Start

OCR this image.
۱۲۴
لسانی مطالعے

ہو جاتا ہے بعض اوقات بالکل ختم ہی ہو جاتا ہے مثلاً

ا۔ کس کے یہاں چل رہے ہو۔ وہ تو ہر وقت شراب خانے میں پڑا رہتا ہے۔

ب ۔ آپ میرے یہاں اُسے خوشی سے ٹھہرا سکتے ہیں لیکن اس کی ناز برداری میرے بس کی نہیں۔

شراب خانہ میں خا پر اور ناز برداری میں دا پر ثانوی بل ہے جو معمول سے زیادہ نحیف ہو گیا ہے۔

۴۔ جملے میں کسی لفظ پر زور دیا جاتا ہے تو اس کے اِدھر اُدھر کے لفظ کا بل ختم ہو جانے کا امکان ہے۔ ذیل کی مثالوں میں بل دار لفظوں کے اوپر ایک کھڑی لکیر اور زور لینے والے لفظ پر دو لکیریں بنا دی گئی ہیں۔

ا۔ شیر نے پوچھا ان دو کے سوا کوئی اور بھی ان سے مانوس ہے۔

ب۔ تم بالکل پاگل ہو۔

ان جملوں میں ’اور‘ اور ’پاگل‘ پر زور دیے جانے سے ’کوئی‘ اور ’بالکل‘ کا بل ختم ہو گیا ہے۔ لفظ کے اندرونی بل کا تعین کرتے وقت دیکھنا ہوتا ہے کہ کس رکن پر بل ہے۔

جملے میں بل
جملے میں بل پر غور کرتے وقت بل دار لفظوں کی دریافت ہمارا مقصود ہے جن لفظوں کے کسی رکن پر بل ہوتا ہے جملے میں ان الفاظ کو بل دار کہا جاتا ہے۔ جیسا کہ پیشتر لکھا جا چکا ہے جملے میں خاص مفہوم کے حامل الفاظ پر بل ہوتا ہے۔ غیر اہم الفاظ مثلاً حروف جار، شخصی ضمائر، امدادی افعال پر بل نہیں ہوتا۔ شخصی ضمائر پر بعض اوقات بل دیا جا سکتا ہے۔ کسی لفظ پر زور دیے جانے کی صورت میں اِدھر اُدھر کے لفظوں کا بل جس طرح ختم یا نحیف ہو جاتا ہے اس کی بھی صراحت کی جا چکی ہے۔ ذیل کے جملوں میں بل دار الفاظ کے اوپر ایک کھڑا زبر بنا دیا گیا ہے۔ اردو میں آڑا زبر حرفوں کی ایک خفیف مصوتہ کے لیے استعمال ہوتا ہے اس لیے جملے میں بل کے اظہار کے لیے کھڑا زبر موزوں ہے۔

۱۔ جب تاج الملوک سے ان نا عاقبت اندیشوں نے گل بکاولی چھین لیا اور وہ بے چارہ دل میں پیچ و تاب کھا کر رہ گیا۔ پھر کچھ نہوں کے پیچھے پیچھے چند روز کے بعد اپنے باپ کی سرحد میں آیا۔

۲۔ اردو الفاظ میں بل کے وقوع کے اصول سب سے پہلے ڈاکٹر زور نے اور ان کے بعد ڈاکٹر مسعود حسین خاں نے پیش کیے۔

End

→ **Prompt**: In the entries above, find each line with the word "نحیف" and copy it.

→ **Task result**:
شراب خانہ میں خا پر اور ناز برداری میں دا پر ثانوی بل ہے جو معمول سے زیادہ نحیف ہو گیا ہے۔
جملے میں بل پر غور کرتے وقت بل دار لفظوں کی دریافت ہمارا مقصود ہے جن لفظوں کے کسی رکن پر بل ہوتا ہے جملے میں ان الفاظ کو بل دار کہا جاتا ہے۔ جیسا کہ پیشتر لکھا جا چکا ہے جملے میں خاص مفہوم کے حامل الفاظ پر بل ہوتا ہے۔ غیر اہم الفاظ مثلاً حروف جار، شخصی ضمائر، امدادی افعال پر بل نہیں ہوتا۔ شخصی ضمائر پر بعض اوقات بل دیا جا سکتا ہے۔ کسی لفظ پر زور دیے جانے کی صورت میں اِدھر اُدھر کے لفظوں کا بل جس طرح ختم یا نحیف ہو جاتا ہے اس کی بھی صراحت کی جا چکی ہے۔ ذیل کے جملوں میں بل دار الفاظ کے اوپر ایک کھڑا زبر بنا دیا گیا ہے۔ اردو میں آڑا زبر حرفوں کی ایک خفیف مصوتہ کے لیے استعمال ہوتا ہے اس لیے جملے میں بل کے اظہار کے لیے کھڑا زبر موزوں ہے۔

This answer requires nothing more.